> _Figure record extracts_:
+++

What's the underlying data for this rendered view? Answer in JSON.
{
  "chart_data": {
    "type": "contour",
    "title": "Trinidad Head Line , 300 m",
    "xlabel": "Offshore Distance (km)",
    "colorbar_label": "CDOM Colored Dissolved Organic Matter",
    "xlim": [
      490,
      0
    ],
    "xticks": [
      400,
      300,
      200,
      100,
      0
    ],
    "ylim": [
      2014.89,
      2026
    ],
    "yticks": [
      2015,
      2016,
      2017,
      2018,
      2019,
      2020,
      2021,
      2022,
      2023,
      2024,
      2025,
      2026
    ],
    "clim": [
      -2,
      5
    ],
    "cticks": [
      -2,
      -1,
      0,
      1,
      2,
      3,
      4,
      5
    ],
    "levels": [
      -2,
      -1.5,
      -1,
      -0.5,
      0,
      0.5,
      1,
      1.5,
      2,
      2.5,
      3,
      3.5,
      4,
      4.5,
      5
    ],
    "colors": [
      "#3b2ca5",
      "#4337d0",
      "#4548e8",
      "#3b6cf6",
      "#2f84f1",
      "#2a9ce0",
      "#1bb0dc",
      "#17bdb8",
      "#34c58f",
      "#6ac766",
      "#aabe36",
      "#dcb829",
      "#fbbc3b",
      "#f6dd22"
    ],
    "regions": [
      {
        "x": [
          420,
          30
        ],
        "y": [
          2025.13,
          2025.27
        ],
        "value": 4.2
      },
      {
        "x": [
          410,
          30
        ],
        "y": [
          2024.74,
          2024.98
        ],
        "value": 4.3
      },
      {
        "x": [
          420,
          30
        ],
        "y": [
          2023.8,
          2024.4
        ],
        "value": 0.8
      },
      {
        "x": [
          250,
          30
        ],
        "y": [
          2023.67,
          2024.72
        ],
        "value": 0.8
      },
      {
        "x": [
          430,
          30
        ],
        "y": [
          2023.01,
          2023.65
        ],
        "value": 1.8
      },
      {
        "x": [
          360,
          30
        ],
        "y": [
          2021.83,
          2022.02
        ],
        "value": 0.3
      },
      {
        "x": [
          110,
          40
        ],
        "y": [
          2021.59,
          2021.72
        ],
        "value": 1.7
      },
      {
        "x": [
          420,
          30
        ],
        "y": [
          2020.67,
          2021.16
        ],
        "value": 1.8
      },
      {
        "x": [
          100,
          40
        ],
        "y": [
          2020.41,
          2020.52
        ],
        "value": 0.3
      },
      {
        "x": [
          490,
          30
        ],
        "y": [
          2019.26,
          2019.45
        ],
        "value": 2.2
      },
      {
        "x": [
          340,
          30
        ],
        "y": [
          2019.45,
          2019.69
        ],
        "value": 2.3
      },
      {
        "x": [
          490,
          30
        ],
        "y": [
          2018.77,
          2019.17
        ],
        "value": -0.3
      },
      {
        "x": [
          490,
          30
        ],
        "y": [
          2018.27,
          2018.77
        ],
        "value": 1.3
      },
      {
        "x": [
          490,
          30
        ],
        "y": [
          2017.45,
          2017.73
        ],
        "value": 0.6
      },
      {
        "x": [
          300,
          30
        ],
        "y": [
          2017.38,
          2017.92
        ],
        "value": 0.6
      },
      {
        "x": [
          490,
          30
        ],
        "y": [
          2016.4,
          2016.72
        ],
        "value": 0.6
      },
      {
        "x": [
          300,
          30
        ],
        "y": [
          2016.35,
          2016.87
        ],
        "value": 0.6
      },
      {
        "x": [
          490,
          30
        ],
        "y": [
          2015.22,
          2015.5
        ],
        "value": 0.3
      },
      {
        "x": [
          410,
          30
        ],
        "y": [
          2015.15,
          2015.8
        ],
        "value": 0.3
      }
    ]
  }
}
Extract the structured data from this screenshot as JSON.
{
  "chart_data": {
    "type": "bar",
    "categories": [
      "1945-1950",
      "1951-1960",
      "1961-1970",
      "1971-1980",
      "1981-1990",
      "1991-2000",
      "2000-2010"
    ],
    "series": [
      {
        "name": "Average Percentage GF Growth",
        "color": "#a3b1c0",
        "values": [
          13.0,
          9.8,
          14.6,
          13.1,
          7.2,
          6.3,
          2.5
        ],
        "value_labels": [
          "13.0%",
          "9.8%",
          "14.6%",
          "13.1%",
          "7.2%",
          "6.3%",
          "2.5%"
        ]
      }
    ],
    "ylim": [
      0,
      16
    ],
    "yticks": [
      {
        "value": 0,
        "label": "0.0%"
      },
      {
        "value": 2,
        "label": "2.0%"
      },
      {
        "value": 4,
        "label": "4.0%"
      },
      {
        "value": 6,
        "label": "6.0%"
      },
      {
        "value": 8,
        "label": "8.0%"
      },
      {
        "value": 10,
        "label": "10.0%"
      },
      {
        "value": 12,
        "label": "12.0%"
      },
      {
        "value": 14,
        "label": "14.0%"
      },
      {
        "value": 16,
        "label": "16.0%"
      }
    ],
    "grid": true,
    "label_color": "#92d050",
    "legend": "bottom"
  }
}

+++

Check each line of the entries above, and show every one holding the word "JSON".

What's the underlying data for this rendered view? Answer in JSON.
Extract the structured data from this screenshot as JSON.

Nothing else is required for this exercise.